### The problem:
Repeat the entries word for word, from the first line through the line that contains "caption-line: I am", including that line.
━━ Stored rows
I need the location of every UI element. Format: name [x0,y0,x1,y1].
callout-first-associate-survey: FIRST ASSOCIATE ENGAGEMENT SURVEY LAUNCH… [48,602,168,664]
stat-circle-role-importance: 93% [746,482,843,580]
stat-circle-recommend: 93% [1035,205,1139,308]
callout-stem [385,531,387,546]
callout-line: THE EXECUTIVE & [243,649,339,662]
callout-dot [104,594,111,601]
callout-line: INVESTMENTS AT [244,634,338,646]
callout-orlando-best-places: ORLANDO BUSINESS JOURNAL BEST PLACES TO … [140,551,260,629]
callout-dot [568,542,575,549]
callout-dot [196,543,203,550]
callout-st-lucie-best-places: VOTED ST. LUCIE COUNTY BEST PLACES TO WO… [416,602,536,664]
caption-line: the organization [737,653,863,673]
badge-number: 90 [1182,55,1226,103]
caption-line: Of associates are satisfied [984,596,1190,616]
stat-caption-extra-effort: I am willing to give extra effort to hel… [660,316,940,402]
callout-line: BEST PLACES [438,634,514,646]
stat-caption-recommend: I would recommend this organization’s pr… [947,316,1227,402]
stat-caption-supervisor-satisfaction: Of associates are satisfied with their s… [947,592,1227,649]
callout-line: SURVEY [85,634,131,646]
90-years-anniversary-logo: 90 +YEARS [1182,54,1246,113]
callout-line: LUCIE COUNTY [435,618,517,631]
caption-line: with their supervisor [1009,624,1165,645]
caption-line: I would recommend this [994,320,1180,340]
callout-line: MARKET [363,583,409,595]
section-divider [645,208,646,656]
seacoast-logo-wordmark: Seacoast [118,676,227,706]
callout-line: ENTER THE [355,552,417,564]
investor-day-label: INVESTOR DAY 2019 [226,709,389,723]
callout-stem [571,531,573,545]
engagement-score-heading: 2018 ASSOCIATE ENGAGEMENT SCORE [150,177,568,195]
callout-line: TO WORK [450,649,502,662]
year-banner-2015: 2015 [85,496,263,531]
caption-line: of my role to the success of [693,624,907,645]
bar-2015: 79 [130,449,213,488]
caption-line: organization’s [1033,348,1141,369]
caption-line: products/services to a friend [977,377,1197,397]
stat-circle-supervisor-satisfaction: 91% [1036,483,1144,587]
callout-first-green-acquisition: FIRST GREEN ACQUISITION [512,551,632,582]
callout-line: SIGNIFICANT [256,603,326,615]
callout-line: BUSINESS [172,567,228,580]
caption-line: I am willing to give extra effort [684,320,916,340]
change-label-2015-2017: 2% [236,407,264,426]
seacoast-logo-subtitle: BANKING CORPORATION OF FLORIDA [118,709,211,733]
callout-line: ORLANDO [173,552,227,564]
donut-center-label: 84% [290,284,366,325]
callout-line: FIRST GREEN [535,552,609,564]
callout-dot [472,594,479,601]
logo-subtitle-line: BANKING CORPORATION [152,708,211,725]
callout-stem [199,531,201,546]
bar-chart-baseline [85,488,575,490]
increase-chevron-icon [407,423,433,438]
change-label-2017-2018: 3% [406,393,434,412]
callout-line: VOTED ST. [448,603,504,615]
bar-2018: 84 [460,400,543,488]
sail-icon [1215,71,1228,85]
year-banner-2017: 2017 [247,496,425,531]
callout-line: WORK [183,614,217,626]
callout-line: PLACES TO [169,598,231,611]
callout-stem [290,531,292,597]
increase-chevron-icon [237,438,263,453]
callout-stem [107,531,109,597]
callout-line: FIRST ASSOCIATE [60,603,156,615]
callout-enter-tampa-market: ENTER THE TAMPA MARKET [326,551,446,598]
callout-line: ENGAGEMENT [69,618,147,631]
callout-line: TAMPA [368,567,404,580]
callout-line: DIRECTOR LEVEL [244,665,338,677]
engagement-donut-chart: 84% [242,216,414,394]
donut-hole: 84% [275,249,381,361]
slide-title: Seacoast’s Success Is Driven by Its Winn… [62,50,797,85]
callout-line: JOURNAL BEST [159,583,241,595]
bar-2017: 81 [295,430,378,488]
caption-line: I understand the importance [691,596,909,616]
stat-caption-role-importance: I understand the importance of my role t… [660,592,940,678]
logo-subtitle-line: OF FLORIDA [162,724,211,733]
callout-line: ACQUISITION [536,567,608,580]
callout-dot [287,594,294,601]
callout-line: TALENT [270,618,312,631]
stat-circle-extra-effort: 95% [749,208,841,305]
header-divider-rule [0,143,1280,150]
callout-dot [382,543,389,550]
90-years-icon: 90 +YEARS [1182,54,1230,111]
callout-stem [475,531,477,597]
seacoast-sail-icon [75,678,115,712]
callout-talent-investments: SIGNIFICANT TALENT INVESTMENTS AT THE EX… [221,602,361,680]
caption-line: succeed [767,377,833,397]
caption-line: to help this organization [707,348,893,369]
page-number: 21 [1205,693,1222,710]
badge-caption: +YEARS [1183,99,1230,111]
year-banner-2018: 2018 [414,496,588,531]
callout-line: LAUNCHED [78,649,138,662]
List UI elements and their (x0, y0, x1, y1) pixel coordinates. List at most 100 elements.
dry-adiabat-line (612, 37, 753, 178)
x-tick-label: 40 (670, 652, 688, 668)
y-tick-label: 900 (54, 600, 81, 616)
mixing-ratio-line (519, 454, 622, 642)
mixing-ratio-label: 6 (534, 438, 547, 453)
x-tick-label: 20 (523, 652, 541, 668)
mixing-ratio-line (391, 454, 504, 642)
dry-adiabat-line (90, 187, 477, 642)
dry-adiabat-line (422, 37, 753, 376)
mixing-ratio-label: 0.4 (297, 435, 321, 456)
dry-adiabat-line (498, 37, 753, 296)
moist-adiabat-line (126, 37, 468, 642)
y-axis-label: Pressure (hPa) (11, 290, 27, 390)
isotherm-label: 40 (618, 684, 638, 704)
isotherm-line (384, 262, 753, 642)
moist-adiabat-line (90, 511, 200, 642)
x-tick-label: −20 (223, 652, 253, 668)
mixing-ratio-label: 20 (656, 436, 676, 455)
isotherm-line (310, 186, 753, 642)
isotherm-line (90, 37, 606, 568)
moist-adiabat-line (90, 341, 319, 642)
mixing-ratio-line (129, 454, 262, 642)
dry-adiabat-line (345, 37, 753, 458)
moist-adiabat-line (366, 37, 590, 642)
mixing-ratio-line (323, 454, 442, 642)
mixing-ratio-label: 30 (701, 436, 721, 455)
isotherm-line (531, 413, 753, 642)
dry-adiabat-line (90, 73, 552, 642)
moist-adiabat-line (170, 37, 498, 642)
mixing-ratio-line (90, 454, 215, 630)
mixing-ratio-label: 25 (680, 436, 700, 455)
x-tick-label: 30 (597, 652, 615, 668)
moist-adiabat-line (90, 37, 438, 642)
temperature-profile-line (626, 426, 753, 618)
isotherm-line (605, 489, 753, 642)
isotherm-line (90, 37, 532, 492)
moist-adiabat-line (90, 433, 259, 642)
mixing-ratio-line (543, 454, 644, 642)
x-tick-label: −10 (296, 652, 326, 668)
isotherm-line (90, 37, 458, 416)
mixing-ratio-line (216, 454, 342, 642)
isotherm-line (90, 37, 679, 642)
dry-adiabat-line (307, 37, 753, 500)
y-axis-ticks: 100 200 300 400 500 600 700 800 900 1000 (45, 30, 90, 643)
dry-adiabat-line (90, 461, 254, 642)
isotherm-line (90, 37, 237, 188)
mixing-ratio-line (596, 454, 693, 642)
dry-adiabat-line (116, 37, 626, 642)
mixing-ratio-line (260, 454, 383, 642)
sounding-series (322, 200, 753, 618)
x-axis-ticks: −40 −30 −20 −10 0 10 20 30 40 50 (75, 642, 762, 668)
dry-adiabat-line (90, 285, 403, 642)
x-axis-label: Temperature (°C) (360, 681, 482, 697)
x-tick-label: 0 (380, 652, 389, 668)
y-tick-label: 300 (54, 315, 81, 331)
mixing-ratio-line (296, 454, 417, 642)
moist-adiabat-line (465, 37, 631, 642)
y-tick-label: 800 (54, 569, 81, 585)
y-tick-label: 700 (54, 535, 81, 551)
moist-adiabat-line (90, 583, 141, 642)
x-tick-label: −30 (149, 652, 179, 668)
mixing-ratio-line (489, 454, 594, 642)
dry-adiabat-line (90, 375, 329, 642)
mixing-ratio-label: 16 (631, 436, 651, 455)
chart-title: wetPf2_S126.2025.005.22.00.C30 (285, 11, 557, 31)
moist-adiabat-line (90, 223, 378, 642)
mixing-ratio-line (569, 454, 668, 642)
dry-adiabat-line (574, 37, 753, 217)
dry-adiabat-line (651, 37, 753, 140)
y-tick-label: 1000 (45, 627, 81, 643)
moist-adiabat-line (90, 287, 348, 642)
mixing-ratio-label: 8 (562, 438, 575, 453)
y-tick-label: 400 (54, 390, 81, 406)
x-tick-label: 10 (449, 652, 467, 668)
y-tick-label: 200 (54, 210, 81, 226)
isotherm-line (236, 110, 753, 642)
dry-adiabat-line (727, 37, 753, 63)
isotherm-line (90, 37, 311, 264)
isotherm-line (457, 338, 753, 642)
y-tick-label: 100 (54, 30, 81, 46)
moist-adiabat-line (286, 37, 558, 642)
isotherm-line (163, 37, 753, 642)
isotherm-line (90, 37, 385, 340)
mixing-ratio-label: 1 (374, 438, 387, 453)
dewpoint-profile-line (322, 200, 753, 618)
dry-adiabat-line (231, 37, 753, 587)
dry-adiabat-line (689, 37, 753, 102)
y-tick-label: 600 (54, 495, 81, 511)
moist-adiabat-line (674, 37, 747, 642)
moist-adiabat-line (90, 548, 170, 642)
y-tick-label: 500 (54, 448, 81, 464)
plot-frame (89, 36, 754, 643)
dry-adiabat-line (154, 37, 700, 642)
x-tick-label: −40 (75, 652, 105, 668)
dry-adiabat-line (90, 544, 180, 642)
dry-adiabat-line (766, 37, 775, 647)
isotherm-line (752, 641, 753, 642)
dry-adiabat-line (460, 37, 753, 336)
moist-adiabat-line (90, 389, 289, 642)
━━━━
### Correct result:
I need the location of every UI element. Format: name [x0,y0,x1,y1].
callout-first-associate-survey: FIRST ASSOCIATE ENGAGEMENT SURVEY LAUNCH… [48,602,168,664]
stat-circle-role-importance: 93% [746,482,843,580]
stat-circle-recommend: 93% [1035,205,1139,308]
callout-stem [385,531,387,546]
callout-line: THE EXECUTIVE & [243,649,339,662]
callout-dot [104,594,111,601]
callout-line: INVESTMENTS AT [244,634,338,646]
callout-orlando-best-places: ORLANDO BUSINESS JOURNAL BEST PLACES TO … [140,551,260,629]
callout-dot [568,542,575,549]
callout-dot [196,543,203,550]
callout-st-lucie-best-places: VOTED ST. LUCIE COUNTY BEST PLACES TO WO… [416,602,536,664]
caption-line: the organization [737,653,863,673]
badge-number: 90 [1182,55,1226,103]
caption-line: Of associates are satisfied [984,596,1190,616]
stat-caption-extra-effort: I am willing to give extra effort to hel… [660,316,940,402]
callout-line: BEST PLACES [438,634,514,646]
stat-caption-recommend: I would recommend this organization’s pr… [947,316,1227,402]
stat-caption-supervisor-satisfaction: Of associates are satisfied with their s… [947,592,1227,649]
callout-line: SURVEY [85,634,131,646]
90-years-anniversary-logo: 90 +YEARS [1182,54,1246,113]
callout-line: LUCIE COUNTY [435,618,517,631]
caption-line: with their supervisor [1009,624,1165,645]
caption-line: I would recommend this [994,320,1180,340]
callout-line: MARKET [363,583,409,595]
section-divider [645,208,646,656]
seacoast-logo-wordmark: Seacoast [118,676,227,706]
callout-line: ENTER THE [355,552,417,564]
investor-day-label: INVESTOR DAY 2019 [226,709,389,723]
callout-stem [571,531,573,545]
engagement-score-heading: 2018 ASSOCIATE ENGAGEMENT SCORE [150,177,568,195]
callout-line: TO WORK [450,649,502,662]
year-banner-2015: 2015 [85,496,263,531]
caption-line: of my role to the success of [693,624,907,645]
bar-2015: 79 [130,449,213,488]
caption-line: organization’s [1033,348,1141,369]
caption-line: products/services to a friend [977,377,1197,397]
stat-circle-supervisor-satisfaction: 91% [1036,483,1144,587]
callout-first-green-acquisition: FIRST GREEN ACQUISITION [512,551,632,582]
callout-line: SIGNIFICANT [256,603,326,615]
callout-line: BUSINESS [172,567,228,580]
caption-line: I am willing to give extra effort [684,320,916,340]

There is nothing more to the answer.